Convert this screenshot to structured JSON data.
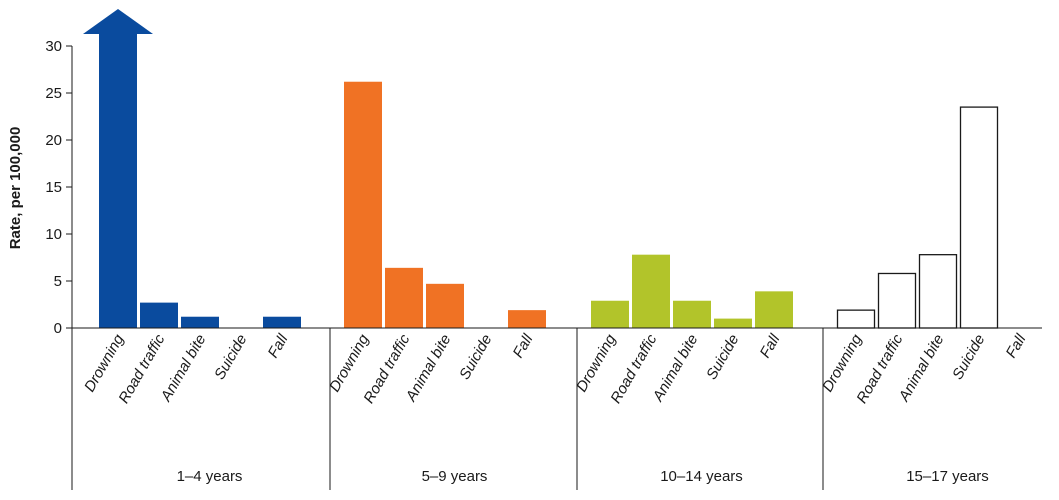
{
  "chart_data": {
    "type": "bar",
    "ylabel": "Rate, per 100,000",
    "xlabel": "",
    "ylim": [
      0,
      30
    ],
    "yticks": [
      0,
      5,
      10,
      15,
      20,
      25,
      30
    ],
    "grid": false,
    "legend": "none",
    "categories": [
      "Drowning",
      "Road traffic",
      "Animal bite",
      "Suicide",
      "Fall"
    ],
    "groups": [
      {
        "label": "1–4 years",
        "color": "#0a4b9e",
        "fill": "solid",
        "values": [
          30,
          2.7,
          1.2,
          0,
          1.2
        ],
        "overflow": [
          true,
          false,
          false,
          false,
          false
        ]
      },
      {
        "label": "5–9 years",
        "color": "#f07224",
        "fill": "solid",
        "values": [
          26.2,
          6.4,
          4.7,
          0,
          1.9
        ],
        "overflow": [
          false,
          false,
          false,
          false,
          false
        ]
      },
      {
        "label": "10–14 years",
        "color": "#b2c42a",
        "fill": "solid",
        "values": [
          2.9,
          7.8,
          2.9,
          1.0,
          3.9
        ],
        "overflow": [
          false,
          false,
          false,
          false,
          false
        ]
      },
      {
        "label": "15–17 years",
        "color": "#1a1a1a",
        "fill": "outline",
        "values": [
          1.9,
          5.8,
          7.8,
          23.5,
          0
        ],
        "overflow": [
          false,
          false,
          false,
          false,
          false
        ]
      }
    ]
  }
}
■ ■ ■
● TASK INSTRUCTIONS: The lines to collect are those holding the string "color"; copy them all.

● RESULT FOR THIS TASK:
        "color": "#0a4b9e",
        "color": "#f07224",
        "color": "#b2c42a",
        "color": "#1a1a1a",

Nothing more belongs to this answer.